» Problem:
Give only the number of lines that include the string "Applied".

Recorded data:
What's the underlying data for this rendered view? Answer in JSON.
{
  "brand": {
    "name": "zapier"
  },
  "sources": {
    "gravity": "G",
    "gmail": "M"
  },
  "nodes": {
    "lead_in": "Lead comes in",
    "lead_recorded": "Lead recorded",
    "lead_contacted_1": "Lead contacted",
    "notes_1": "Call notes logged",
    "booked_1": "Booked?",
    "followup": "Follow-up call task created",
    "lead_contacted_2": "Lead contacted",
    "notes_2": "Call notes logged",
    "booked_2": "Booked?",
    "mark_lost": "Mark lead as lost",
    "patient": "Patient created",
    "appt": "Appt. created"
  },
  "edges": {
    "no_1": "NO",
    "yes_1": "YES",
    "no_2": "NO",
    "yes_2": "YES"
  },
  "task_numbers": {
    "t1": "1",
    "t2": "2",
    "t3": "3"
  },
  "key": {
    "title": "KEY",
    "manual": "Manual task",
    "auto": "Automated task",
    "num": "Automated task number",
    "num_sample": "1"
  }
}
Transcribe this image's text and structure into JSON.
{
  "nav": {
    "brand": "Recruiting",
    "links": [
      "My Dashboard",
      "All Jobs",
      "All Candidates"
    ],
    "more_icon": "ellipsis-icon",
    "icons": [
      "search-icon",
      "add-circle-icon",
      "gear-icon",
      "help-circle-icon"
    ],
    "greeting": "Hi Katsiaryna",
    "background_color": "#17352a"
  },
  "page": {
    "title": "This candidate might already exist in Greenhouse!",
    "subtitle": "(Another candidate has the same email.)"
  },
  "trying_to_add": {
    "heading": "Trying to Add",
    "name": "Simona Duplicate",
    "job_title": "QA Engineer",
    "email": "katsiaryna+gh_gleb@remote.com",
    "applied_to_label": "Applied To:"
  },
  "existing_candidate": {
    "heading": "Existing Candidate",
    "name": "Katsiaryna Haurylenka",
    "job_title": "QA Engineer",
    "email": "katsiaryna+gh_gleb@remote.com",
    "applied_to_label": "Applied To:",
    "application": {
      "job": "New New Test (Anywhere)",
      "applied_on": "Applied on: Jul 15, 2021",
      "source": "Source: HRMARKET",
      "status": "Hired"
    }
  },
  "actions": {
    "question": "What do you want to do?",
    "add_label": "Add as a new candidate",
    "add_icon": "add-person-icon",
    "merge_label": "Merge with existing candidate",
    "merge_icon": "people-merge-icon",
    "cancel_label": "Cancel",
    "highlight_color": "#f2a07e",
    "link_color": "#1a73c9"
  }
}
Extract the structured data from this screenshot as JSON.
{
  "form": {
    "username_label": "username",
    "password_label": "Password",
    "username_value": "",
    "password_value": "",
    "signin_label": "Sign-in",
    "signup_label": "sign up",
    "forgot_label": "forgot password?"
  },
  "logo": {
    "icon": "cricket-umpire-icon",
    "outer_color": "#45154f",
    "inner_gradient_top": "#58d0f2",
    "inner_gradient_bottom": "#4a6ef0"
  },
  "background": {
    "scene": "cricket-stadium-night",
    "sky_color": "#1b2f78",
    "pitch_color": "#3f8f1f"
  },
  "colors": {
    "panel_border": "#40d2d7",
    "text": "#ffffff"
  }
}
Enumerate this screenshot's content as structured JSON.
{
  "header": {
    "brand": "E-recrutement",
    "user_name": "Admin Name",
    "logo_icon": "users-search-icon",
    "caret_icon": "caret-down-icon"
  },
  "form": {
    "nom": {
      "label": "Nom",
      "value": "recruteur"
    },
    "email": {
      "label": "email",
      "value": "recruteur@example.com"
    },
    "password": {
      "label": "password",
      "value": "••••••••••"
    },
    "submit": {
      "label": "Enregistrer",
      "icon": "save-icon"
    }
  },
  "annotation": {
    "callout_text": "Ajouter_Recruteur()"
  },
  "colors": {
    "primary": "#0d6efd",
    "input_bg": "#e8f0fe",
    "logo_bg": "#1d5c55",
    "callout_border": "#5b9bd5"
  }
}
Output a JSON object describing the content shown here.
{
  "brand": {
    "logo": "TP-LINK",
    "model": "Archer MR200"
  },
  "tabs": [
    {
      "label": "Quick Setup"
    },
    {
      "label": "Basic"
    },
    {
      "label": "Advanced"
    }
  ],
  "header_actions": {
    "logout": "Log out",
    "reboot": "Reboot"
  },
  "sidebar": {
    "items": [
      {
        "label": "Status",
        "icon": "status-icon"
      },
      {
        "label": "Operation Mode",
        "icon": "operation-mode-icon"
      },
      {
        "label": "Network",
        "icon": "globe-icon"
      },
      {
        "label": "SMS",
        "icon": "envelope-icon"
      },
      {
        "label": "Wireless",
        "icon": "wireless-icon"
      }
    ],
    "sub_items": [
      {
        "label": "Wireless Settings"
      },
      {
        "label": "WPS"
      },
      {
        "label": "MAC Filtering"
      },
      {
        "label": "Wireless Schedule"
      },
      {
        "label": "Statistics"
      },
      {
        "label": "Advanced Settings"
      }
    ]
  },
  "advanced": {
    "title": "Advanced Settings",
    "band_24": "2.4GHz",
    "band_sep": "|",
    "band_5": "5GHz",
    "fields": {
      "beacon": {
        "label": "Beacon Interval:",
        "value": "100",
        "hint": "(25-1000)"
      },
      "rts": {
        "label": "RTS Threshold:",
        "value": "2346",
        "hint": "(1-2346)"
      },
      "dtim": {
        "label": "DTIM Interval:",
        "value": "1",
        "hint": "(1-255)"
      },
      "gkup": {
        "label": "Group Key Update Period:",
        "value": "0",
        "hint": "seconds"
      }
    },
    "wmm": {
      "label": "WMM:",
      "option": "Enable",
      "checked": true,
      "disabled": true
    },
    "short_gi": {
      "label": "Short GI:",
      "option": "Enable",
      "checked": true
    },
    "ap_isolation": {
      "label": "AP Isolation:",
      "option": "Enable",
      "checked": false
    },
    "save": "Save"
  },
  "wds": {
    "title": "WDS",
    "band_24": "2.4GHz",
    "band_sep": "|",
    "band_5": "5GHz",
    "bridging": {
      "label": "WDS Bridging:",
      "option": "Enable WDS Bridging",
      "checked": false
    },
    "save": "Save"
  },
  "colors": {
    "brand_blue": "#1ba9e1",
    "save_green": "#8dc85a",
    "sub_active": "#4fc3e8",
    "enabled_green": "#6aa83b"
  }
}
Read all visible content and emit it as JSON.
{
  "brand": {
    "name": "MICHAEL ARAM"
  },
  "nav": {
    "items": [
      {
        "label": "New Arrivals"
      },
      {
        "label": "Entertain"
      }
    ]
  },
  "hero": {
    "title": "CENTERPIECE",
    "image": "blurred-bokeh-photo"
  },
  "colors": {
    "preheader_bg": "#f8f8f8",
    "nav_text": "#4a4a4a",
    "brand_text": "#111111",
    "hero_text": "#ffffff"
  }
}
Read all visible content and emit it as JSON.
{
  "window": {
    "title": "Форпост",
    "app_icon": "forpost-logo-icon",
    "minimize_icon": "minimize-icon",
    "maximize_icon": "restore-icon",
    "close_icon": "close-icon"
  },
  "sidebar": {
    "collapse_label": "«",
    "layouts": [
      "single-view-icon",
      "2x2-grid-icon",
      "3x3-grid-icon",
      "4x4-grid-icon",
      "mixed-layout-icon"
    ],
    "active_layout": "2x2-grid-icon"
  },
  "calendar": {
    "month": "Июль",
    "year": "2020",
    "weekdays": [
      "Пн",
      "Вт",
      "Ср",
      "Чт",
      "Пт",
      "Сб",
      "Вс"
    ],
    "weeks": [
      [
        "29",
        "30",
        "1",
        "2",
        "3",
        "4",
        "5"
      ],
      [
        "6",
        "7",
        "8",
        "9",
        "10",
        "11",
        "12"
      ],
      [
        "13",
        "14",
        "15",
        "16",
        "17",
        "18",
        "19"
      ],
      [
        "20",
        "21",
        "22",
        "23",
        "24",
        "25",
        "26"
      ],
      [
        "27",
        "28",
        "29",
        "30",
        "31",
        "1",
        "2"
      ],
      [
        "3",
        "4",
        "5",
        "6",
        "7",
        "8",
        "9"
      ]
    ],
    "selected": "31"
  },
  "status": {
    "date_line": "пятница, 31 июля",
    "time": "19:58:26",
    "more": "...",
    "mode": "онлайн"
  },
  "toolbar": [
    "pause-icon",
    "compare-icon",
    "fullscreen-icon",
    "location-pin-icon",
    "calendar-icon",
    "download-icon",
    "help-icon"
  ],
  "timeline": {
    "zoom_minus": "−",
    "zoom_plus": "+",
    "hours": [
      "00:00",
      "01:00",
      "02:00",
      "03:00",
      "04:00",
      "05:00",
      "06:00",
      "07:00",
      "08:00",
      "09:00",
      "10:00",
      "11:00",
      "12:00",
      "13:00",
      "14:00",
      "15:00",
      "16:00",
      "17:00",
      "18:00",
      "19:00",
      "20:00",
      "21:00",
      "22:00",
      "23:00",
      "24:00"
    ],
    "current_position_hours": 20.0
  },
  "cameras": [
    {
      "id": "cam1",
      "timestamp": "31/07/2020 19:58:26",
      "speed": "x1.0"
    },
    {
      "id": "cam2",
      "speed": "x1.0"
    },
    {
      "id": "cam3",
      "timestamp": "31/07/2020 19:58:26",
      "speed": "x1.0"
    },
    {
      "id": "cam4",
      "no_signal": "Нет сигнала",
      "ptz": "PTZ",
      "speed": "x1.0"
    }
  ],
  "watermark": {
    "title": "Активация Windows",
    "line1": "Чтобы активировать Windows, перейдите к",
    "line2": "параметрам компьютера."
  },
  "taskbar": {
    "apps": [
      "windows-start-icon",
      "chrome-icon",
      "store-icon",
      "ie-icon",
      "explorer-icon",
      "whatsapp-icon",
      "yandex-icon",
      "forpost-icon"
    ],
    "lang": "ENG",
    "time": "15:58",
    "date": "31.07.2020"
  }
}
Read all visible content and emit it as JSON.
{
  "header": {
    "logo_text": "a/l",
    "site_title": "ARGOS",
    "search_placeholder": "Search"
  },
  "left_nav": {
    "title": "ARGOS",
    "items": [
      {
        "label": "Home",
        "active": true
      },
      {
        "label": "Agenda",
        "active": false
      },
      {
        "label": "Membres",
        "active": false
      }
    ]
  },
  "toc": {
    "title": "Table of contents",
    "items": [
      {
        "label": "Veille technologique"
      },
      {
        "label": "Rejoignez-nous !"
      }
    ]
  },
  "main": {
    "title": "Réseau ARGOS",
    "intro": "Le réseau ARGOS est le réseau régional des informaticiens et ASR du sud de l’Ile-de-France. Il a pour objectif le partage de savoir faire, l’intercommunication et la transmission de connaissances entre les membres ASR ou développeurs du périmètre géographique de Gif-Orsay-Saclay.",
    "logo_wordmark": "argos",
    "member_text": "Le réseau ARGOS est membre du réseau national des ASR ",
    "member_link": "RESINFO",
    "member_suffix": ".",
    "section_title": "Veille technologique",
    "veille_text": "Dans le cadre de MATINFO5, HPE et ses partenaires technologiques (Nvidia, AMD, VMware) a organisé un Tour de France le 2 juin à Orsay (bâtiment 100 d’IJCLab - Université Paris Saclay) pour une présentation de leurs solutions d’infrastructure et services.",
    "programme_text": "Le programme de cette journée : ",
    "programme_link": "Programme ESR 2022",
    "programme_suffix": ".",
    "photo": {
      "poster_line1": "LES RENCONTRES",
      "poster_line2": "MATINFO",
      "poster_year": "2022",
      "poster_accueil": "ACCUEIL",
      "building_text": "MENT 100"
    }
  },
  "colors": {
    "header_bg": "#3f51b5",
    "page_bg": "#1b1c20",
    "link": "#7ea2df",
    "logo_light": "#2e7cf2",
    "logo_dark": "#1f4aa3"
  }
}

» The reply:
3